[Excerpts from a figure dataset]
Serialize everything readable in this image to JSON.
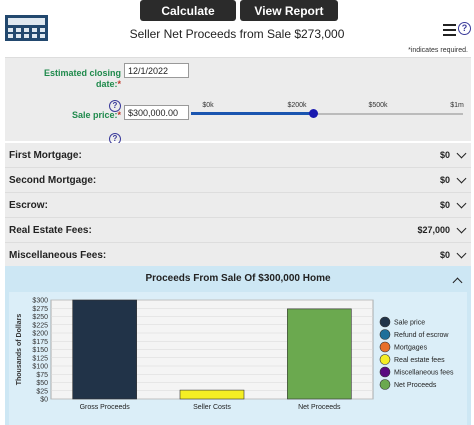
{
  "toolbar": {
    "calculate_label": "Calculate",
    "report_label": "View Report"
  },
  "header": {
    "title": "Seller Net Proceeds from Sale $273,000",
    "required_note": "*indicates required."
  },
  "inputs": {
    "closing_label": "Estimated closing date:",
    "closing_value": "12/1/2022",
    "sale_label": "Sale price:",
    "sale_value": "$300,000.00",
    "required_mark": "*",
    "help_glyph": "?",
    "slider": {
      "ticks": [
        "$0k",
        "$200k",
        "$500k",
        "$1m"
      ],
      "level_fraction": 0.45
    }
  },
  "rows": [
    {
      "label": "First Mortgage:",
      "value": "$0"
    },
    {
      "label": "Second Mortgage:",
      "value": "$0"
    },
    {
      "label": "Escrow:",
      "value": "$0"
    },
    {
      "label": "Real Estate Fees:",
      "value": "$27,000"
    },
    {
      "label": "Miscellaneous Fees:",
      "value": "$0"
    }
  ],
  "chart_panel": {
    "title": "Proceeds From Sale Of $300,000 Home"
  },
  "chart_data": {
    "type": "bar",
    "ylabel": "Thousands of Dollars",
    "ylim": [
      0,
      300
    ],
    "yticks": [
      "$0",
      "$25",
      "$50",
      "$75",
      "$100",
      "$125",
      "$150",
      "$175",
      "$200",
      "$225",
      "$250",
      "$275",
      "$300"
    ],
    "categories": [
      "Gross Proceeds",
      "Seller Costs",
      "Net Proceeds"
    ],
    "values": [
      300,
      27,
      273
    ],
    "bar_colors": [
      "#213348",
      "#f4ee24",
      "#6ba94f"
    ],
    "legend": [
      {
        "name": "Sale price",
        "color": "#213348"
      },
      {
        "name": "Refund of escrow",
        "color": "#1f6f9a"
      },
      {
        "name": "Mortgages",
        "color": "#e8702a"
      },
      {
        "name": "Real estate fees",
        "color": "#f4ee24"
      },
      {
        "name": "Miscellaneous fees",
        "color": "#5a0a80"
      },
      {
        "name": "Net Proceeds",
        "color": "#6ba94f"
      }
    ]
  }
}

• [Goal]
Leave out the pictures and return every record word for word.

• [Solved exercise]
Serialize everything readable in this image to JSON.
{
  "toolbar": {
    "calculate_label": "Calculate",
    "report_label": "View Report"
  },
  "header": {
    "title": "Seller Net Proceeds from Sale $273,000",
    "required_note": "*indicates required."
  },
  "inputs": {
    "closing_label": "Estimated closing date:",
    "closing_value": "12/1/2022",
    "sale_label": "Sale price:",
    "sale_value": "$300,000.00",
    "required_mark": "*",
    "help_glyph": "?",
    "slider": {
      "ticks": [
        "$0k",
        "$200k",
        "$500k",
        "$1m"
      ],
      "level_fraction": 0.45
    }
  },
  "rows": [
    {
      "label": "First Mortgage:",
      "value": "$0"
    },
    {
      "label": "Second Mortgage:",
      "value": "$0"
    },
    {
      "label": "Escrow:",
      "value": "$0"
    },
    {
      "label": "Real Estate Fees:",
      "value": "$27,000"
    },
    {
      "label": "Miscellaneous Fees:",
      "value": "$0"
    }
  ],
  "chart_panel": {
    "title": "Proceeds From Sale Of $300,000 Home"
  },
  "chart_data": {
    "type": "bar",
    "ylabel": "Thousands of Dollars",
    "ylim": [
      0,
      300
    ],
    "yticks": [
      "$0",
      "$25",
      "$50",
      "$75",
      "$100",
      "$125",
      "$150",
      "$175",
      "$200",
      "$225",
      "$250",
      "$275",
      "$300"
    ],
    "categories": [
      "Gross Proceeds",
      "Seller Costs",
      "Net Proceeds"
    ],
    "values": [
      300,
      27,
      273
    ],
    "bar_colors": [
      "#213348",
      "#f4ee24",
      "#6ba94f"
    ],
    "legend": [
      {
        "name": "Sale price",
        "color": "#213348"
      },
      {
        "name": "Refund of escrow",
        "color": "#1f6f9a"
      },
      {
        "name": "Mortgages",
        "color": "#e8702a"
      },
      {
        "name": "Real estate fees",
        "color": "#f4ee24"
      },
      {
        "name": "Miscellaneous fees",
        "color": "#5a0a80"
      },
      {
        "name": "Net Proceeds",
        "color": "#6ba94f"
      }
    ]
  }
}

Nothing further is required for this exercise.